SOURCE DATA
═══

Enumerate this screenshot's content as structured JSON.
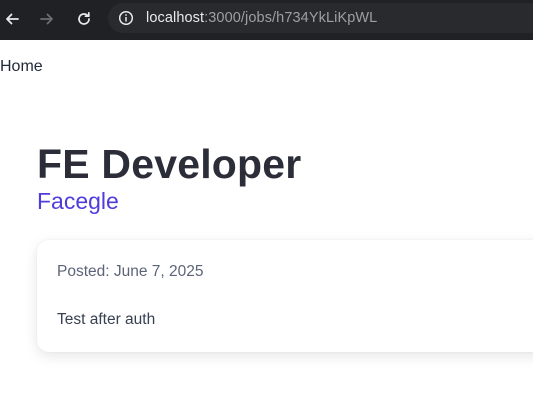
{
  "browser": {
    "url_host": "localhost",
    "url_path": ":3000/jobs/h734YkLiKpWL"
  },
  "nav": {
    "home_label": "Home"
  },
  "job": {
    "title": "FE Developer",
    "company": "Facegle",
    "posted": "Posted: June 7, 2025",
    "description": "Test after auth"
  },
  "colors": {
    "browser_chrome": "#202124",
    "company_accent": "#4f3ddb",
    "title_text": "#2b2d38"
  },
  "icons": {
    "back": "arrow-left-icon",
    "forward": "arrow-right-icon",
    "reload": "reload-icon",
    "site_info": "info-circle-icon"
  }
}
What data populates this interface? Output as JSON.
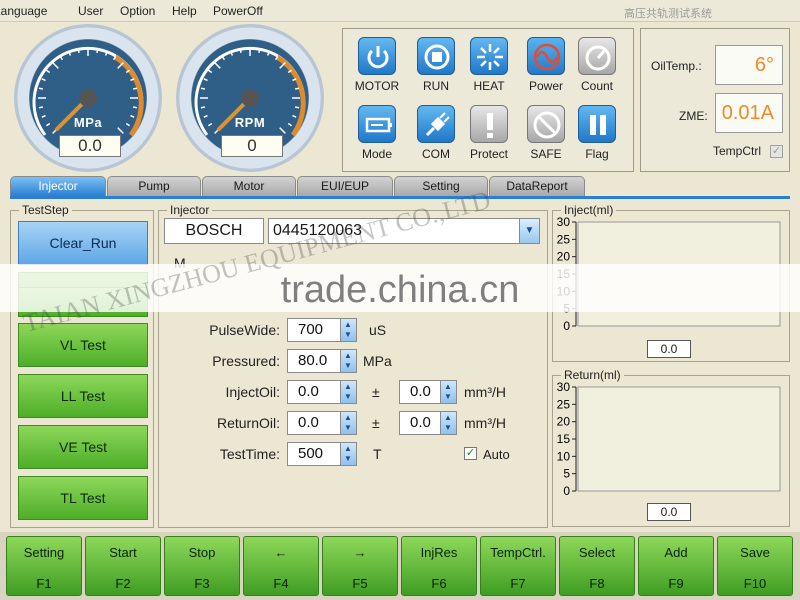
{
  "menu": [
    "Language",
    "User",
    "Option",
    "Help",
    "PowerOff"
  ],
  "app_title": "高压共轨测试系统",
  "gauges": [
    {
      "unit": "MPa",
      "value": "0.0",
      "needle_fraction": 0.0
    },
    {
      "unit": "RPM",
      "value": "0",
      "needle_fraction": 0.0
    }
  ],
  "controls": [
    {
      "label": "MOTOR",
      "icon": "power-icon"
    },
    {
      "label": "RUN",
      "icon": "stop-square-icon"
    },
    {
      "label": "HEAT",
      "icon": "heat-burst-icon"
    },
    {
      "label": "Power",
      "icon": "sine-wave-icon"
    },
    {
      "label": "Count",
      "icon": "dial-icon"
    },
    {
      "label": "Mode",
      "icon": "battery-mode-icon"
    },
    {
      "label": "COM",
      "icon": "plug-icon"
    },
    {
      "label": "Protect",
      "icon": "exclamation-icon"
    },
    {
      "label": "SAFE",
      "icon": "no-entry-icon"
    },
    {
      "label": "Flag",
      "icon": "pause-icon"
    }
  ],
  "readouts": {
    "oil_temp_label": "OilTemp.:",
    "oil_temp_value": "6°",
    "zme_label": "ZME:",
    "zme_value": "0.01A",
    "temp_ctrl_label": "TempCtrl"
  },
  "tabs": [
    "Injector",
    "Pump",
    "Motor",
    "EUI/EUP",
    "Setting",
    "DataReport"
  ],
  "active_tab": "Injector",
  "test_step": {
    "title": "TestStep",
    "items": [
      "Clear_Run",
      "",
      "",
      "VL Test",
      "LL Test",
      "VE Test",
      "TL Test"
    ]
  },
  "injector": {
    "title": "Injector",
    "brand": "BOSCH",
    "model": "0445120063",
    "partial_label": "M",
    "pulse_wide_label": "PulseWide:",
    "pulse_wide_value": "700",
    "pulse_wide_unit": "uS",
    "pressured_label": "Pressured:",
    "pressured_value": "80.0",
    "pressured_unit": "MPa",
    "inject_oil_label": "InjectOil:",
    "inject_oil_value": "0.0",
    "inject_oil_tol": "0.0",
    "return_oil_label": "ReturnOil:",
    "return_oil_value": "0.0",
    "return_oil_tol": "0.0",
    "pm": "±",
    "flow_unit": "mm³/H",
    "test_time_label": "TestTime:",
    "test_time_value": "500",
    "test_time_unit": "T",
    "auto_label": "Auto",
    "auto_checked": true
  },
  "chart_data": [
    {
      "type": "bar",
      "title": "Inject(ml)",
      "y_ticks": [
        0,
        5,
        10,
        15,
        20,
        25,
        30
      ],
      "ylim": [
        0,
        30
      ],
      "values": [],
      "readout": "0.0"
    },
    {
      "type": "bar",
      "title": "Return(ml)",
      "y_ticks": [
        0,
        5,
        10,
        15,
        20,
        25,
        30
      ],
      "ylim": [
        0,
        30
      ],
      "values": [],
      "readout": "0.0"
    }
  ],
  "function_keys": [
    {
      "label": "Setting",
      "key": "F1"
    },
    {
      "label": "Start",
      "key": "F2"
    },
    {
      "label": "Stop",
      "key": "F3"
    },
    {
      "label": "←",
      "key": "F4"
    },
    {
      "label": "→",
      "key": "F5"
    },
    {
      "label": "InjRes",
      "key": "F6"
    },
    {
      "label": "TempCtrl.",
      "key": "F7"
    },
    {
      "label": "Select",
      "key": "F8"
    },
    {
      "label": "Add",
      "key": "F9"
    },
    {
      "label": "Save",
      "key": "F10"
    }
  ],
  "watermark": {
    "main": "trade.china.cn",
    "diagonal": "TAIAN XINGZHOU EQUIPMENT CO.,LTD"
  },
  "colors": {
    "accent_blue": "#2a7fd2",
    "button_green": "#4eae28",
    "readout_orange": "#f08a24"
  }
}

═══

OBJECTIVE
Reproduce the entries above without change, omitting all pictures.

THE REPLY
Enumerate this screenshot's content as structured JSON.
{
  "browser": {
    "url_host": "localhost",
    "url_path": ":3000/jobs/h734YkLiKpWL"
  },
  "nav": {
    "home_label": "Home"
  },
  "job": {
    "title": "FE Developer",
    "company": "Facegle",
    "posted": "Posted: June 7, 2025",
    "description": "Test after auth"
  },
  "colors": {
    "browser_chrome": "#202124",
    "company_accent": "#4f3ddb",
    "title_text": "#2b2d38"
  },
  "icons": {
    "back": "arrow-left-icon",
    "forward": "arrow-right-icon",
    "reload": "reload-icon",
    "site_info": "info-circle-icon"
  }
}
What data populates this interface? Output as JSON.
{
  "menu": [
    "Language",
    "User",
    "Option",
    "Help",
    "PowerOff"
  ],
  "app_title": "高压共轨测试系统",
  "gauges": [
    {
      "unit": "MPa",
      "value": "0.0",
      "needle_fraction": 0.0
    },
    {
      "unit": "RPM",
      "value": "0",
      "needle_fraction": 0.0
    }
  ],
  "controls": [
    {
      "label": "MOTOR",
      "icon": "power-icon"
    },
    {
      "label": "RUN",
      "icon": "stop-square-icon"
    },
    {
      "label": "HEAT",
      "icon": "heat-burst-icon"
    },
    {
      "label": "Power",
      "icon": "sine-wave-icon"
    },
    {
      "label": "Count",
      "icon": "dial-icon"
    },
    {
      "label": "Mode",
      "icon": "battery-mode-icon"
    },
    {
      "label": "COM",
      "icon": "plug-icon"
    },
    {
      "label": "Protect",
      "icon": "exclamation-icon"
    },
    {
      "label": "SAFE",
      "icon": "no-entry-icon"
    },
    {
      "label": "Flag",
      "icon": "pause-icon"
    }
  ],
  "readouts": {
    "oil_temp_label": "OilTemp.:",
    "oil_temp_value": "6°",
    "zme_label": "ZME:",
    "zme_value": "0.01A",
    "temp_ctrl_label": "TempCtrl"
  },
  "tabs": [
    "Injector",
    "Pump",
    "Motor",
    "EUI/EUP",
    "Setting",
    "DataReport"
  ],
  "active_tab": "Injector",
  "test_step": {
    "title": "TestStep",
    "items": [
      "Clear_Run",
      "",
      "",
      "VL Test",
      "LL Test",
      "VE Test",
      "TL Test"
    ]
  },
  "injector": {
    "title": "Injector",
    "brand": "BOSCH",
    "model": "0445120063",
    "partial_label": "M",
    "pulse_wide_label": "PulseWide:",
    "pulse_wide_value": "700",
    "pulse_wide_unit": "uS",
    "pressured_label": "Pressured:",
    "pressured_value": "80.0",
    "pressured_unit": "MPa",
    "inject_oil_label": "InjectOil:",
    "inject_oil_value": "0.0",
    "inject_oil_tol": "0.0",
    "return_oil_label": "ReturnOil:",
    "return_oil_value": "0.0",
    "return_oil_tol": "0.0",
    "pm": "±",
    "flow_unit": "mm³/H",
    "test_time_label": "TestTime:",
    "test_time_value": "500",
    "test_time_unit": "T",
    "auto_label": "Auto",
    "auto_checked": true
  },
  "chart_data": [
    {
      "type": "bar",
      "title": "Inject(ml)",
      "y_ticks": [
        0,
        5,
        10,
        15,
        20,
        25,
        30
      ],
      "ylim": [
        0,
        30
      ],
      "values": [],
      "readout": "0.0"
    },
    {
      "type": "bar",
      "title": "Return(ml)",
      "y_ticks": [
        0,
        5,
        10,
        15,
        20,
        25,
        30
      ],
      "ylim": [
        0,
        30
      ],
      "values": [],
      "readout": "0.0"
    }
  ],
  "function_keys": [
    {
      "label": "Setting",
      "key": "F1"
    },
    {
      "label": "Start",
      "key": "F2"
    },
    {
      "label": "Stop",
      "key": "F3"
    },
    {
      "label": "←",
      "key": "F4"
    },
    {
      "label": "→",
      "key": "F5"
    },
    {
      "label": "InjRes",
      "key": "F6"
    },
    {
      "label": "TempCtrl.",
      "key": "F7"
    },
    {
      "label": "Select",
      "key": "F8"
    },
    {
      "label": "Add",
      "key": "F9"
    },
    {
      "label": "Save",
      "key": "F10"
    }
  ],
  "watermark": {
    "main": "trade.china.cn",
    "diagonal": "TAIAN XINGZHOU EQUIPMENT CO.,LTD"
  },
  "colors": {
    "accent_blue": "#2a7fd2",
    "button_green": "#4eae28",
    "readout_orange": "#f08a24"
  }
}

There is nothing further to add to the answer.